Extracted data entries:
◆ ◆ ◆ ◆ ◆
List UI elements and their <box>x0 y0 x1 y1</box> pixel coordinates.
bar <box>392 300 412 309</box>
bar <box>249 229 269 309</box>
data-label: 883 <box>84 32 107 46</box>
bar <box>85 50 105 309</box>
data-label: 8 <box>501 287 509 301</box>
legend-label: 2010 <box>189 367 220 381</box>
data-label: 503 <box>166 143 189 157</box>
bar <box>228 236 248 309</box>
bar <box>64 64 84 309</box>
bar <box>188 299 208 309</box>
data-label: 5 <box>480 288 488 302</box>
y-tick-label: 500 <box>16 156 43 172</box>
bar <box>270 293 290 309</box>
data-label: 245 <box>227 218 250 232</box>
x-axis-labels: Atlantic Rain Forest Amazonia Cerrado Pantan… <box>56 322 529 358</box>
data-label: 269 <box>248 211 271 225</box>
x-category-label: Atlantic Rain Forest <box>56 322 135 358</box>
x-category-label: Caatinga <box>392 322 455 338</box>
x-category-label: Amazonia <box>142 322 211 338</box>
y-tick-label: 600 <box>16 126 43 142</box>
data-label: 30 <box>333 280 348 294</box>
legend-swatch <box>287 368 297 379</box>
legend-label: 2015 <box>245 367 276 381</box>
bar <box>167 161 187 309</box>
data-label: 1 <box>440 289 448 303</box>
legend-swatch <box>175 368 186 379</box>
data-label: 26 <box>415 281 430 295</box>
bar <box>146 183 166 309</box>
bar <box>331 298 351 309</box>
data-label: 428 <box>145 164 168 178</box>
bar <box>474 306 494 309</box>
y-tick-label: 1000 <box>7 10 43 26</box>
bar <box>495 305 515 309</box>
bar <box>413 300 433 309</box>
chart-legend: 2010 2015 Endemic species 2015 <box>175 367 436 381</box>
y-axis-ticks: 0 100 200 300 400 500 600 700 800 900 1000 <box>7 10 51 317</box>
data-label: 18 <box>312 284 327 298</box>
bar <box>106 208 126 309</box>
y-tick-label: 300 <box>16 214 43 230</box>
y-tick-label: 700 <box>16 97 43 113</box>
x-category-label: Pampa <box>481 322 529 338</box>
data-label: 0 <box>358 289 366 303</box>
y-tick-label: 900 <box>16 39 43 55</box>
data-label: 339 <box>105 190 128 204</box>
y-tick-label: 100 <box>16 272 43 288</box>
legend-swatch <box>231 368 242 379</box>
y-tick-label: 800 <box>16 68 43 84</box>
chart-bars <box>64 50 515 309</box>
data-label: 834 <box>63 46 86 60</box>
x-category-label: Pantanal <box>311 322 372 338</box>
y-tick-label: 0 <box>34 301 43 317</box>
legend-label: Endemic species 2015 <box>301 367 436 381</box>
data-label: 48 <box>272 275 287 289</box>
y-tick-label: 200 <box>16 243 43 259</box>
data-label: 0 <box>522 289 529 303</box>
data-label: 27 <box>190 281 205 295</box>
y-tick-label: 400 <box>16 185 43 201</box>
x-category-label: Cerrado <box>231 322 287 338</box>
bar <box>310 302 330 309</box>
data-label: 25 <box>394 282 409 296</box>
◆ ◆ ◆ ◆ ◆
Update the data above by changing every occurrence of "legend-swatch" to "legend-marker". Keep all other text the same.

List UI elements and their <box>x0 y0 x1 y1</box> pixel coordinates.
bar <box>392 300 412 309</box>
bar <box>249 229 269 309</box>
data-label: 883 <box>84 32 107 46</box>
bar <box>85 50 105 309</box>
data-label: 8 <box>501 287 509 301</box>
legend-label: 2010 <box>189 367 220 381</box>
data-label: 503 <box>166 143 189 157</box>
bar <box>228 236 248 309</box>
bar <box>64 64 84 309</box>
bar <box>188 299 208 309</box>
data-label: 5 <box>480 288 488 302</box>
y-tick-label: 500 <box>16 156 43 172</box>
bar <box>270 293 290 309</box>
data-label: 245 <box>227 218 250 232</box>
x-axis-labels: Atlantic Rain Forest Amazonia Cerrado Pantan… <box>56 322 529 358</box>
data-label: 269 <box>248 211 271 225</box>
x-category-label: Atlantic Rain Forest <box>56 322 135 358</box>
x-category-label: Caatinga <box>392 322 455 338</box>
x-category-label: Amazonia <box>142 322 211 338</box>
y-tick-label: 600 <box>16 126 43 142</box>
data-label: 30 <box>333 280 348 294</box>
legend-marker <box>287 368 297 379</box>
legend-label: 2015 <box>245 367 276 381</box>
bar <box>167 161 187 309</box>
data-label: 1 <box>440 289 448 303</box>
legend-marker <box>175 368 186 379</box>
data-label: 26 <box>415 281 430 295</box>
bar <box>146 183 166 309</box>
bar <box>331 298 351 309</box>
data-label: 428 <box>145 164 168 178</box>
bar <box>474 306 494 309</box>
y-tick-label: 1000 <box>7 10 43 26</box>
bar <box>495 305 515 309</box>
bar <box>413 300 433 309</box>
chart-legend: 2010 2015 Endemic species 2015 <box>175 367 436 381</box>
y-axis-ticks: 0 100 200 300 400 500 600 700 800 900 1000 <box>7 10 51 317</box>
data-label: 18 <box>312 284 327 298</box>
bar <box>106 208 126 309</box>
y-tick-label: 300 <box>16 214 43 230</box>
y-tick-label: 700 <box>16 97 43 113</box>
x-category-label: Pampa <box>481 322 529 338</box>
data-label: 0 <box>358 289 366 303</box>
y-tick-label: 900 <box>16 39 43 55</box>
data-label: 339 <box>105 190 128 204</box>
y-tick-label: 100 <box>16 272 43 288</box>
legend-marker <box>231 368 242 379</box>
y-tick-label: 800 <box>16 68 43 84</box>
chart-bars <box>64 50 515 309</box>
data-label: 834 <box>63 46 86 60</box>
x-category-label: Pantanal <box>311 322 372 338</box>
y-tick-label: 0 <box>34 301 43 317</box>
legend-label: Endemic species 2015 <box>301 367 436 381</box>
data-label: 48 <box>272 275 287 289</box>
y-tick-label: 200 <box>16 243 43 259</box>
data-label: 0 <box>522 289 529 303</box>
data-label: 27 <box>190 281 205 295</box>
y-tick-label: 400 <box>16 185 43 201</box>
x-category-label: Cerrado <box>231 322 287 338</box>
bar <box>310 302 330 309</box>
data-label: 25 <box>394 282 409 296</box>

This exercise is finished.